Written request
Rewrite the lines below, switching "image" to "screenshot" and keeping everything else the same. Leave the pictures out of your answer.

Data listing
— Begin —
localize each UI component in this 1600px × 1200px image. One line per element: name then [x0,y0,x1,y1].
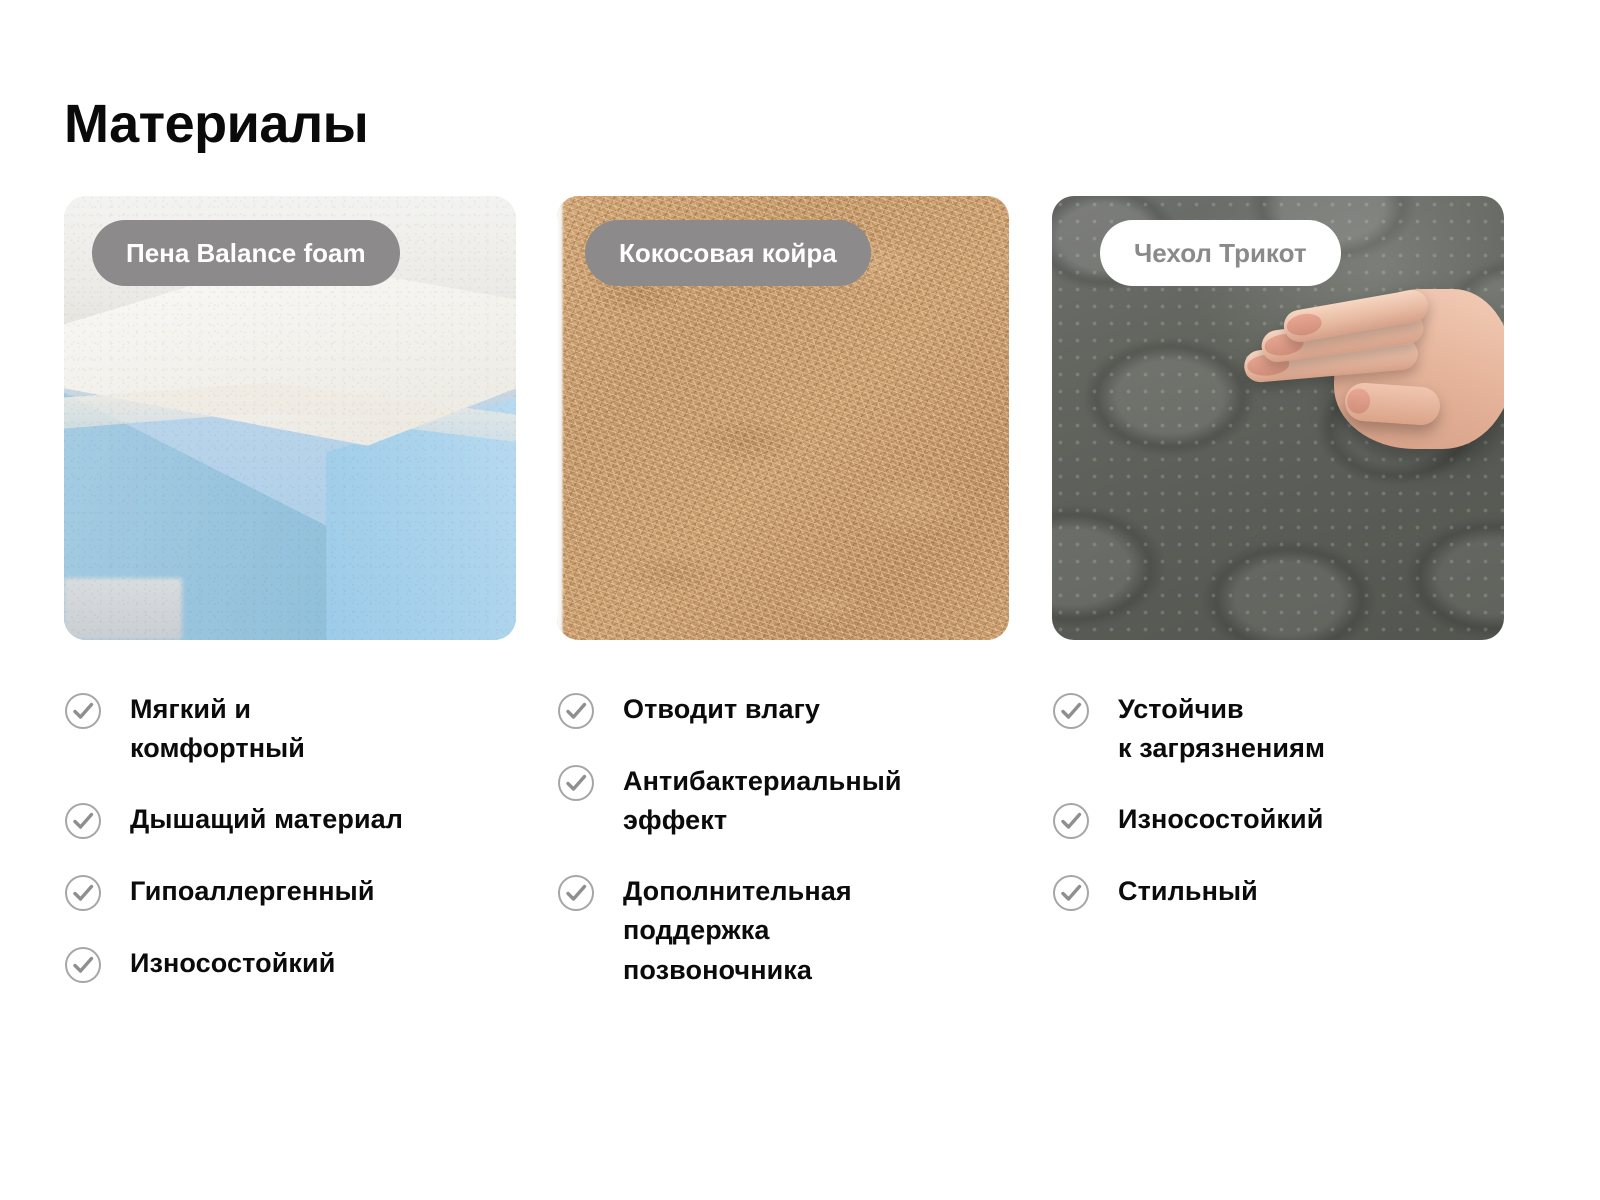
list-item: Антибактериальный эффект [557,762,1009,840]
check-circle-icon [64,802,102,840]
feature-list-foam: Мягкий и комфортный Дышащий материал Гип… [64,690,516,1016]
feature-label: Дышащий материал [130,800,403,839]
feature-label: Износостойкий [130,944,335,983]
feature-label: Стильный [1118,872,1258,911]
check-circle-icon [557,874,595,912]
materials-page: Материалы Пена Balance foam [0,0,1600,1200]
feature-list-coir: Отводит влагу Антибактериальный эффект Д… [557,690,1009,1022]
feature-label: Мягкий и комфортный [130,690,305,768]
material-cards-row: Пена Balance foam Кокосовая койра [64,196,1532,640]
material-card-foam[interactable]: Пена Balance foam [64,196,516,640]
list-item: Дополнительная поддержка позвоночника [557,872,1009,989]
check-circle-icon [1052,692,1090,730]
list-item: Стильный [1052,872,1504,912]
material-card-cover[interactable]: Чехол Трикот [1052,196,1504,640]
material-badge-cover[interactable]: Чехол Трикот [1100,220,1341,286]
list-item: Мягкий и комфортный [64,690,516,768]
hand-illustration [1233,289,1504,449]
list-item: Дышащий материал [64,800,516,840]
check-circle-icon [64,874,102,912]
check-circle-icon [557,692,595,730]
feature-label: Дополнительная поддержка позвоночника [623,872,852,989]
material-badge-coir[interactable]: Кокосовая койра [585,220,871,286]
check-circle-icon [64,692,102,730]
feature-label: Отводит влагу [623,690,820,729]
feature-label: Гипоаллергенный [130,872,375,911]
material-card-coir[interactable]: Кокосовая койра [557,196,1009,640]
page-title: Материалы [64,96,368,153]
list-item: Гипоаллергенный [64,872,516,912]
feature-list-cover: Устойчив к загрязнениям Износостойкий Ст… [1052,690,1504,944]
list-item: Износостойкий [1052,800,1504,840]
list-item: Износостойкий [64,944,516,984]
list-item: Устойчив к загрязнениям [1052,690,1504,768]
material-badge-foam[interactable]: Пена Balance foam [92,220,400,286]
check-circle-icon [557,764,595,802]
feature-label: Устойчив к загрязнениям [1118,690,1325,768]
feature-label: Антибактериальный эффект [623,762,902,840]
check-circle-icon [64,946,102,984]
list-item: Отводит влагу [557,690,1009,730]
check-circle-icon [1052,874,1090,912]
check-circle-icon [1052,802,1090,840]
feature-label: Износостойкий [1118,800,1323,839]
— End —
Answer to this exercise
localize each UI component in this 1600px × 1200px screenshot. One line per element: name then [x0,y0,x1,y1].
list-item: Антибактериальный эффект [557,762,1009,840]
check-circle-icon [64,802,102,840]
feature-list-foam: Мягкий и комфортный Дышащий материал Гип… [64,690,516,1016]
feature-label: Дышащий материал [130,800,403,839]
feature-label: Износостойкий [130,944,335,983]
feature-label: Стильный [1118,872,1258,911]
check-circle-icon [557,874,595,912]
materials-page: Материалы Пена Balance foam [0,0,1600,1200]
feature-list-coir: Отводит влагу Антибактериальный эффект Д… [557,690,1009,1022]
feature-label: Мягкий и комфортный [130,690,305,768]
material-cards-row: Пена Balance foam Кокосовая койра [64,196,1532,640]
material-card-foam[interactable]: Пена Balance foam [64,196,516,640]
list-item: Дополнительная поддержка позвоночника [557,872,1009,989]
check-circle-icon [1052,692,1090,730]
list-item: Стильный [1052,872,1504,912]
material-card-cover[interactable]: Чехол Трикот [1052,196,1504,640]
material-badge-cover[interactable]: Чехол Трикот [1100,220,1341,286]
list-item: Мягкий и комфортный [64,690,516,768]
hand-illustration [1233,289,1504,449]
list-item: Дышащий материал [64,800,516,840]
check-circle-icon [64,874,102,912]
check-circle-icon [557,692,595,730]
feature-label: Дополнительная поддержка позвоночника [623,872,852,989]
material-badge-coir[interactable]: Кокосовая койра [585,220,871,286]
check-circle-icon [64,692,102,730]
feature-label: Отводит влагу [623,690,820,729]
feature-label: Гипоаллергенный [130,872,375,911]
material-card-coir[interactable]: Кокосовая койра [557,196,1009,640]
page-title: Материалы [64,96,368,153]
list-item: Гипоаллергенный [64,872,516,912]
feature-list-cover: Устойчив к загрязнениям Износостойкий Ст… [1052,690,1504,944]
list-item: Износостойкий [1052,800,1504,840]
list-item: Износостойкий [64,944,516,984]
list-item: Устойчив к загрязнениям [1052,690,1504,768]
material-badge-foam[interactable]: Пена Balance foam [92,220,400,286]
check-circle-icon [557,764,595,802]
feature-label: Устойчив к загрязнениям [1118,690,1325,768]
feature-label: Антибактериальный эффект [623,762,902,840]
check-circle-icon [64,946,102,984]
list-item: Отводит влагу [557,690,1009,730]
check-circle-icon [1052,874,1090,912]
check-circle-icon [1052,802,1090,840]
feature-label: Износостойкий [1118,800,1323,839]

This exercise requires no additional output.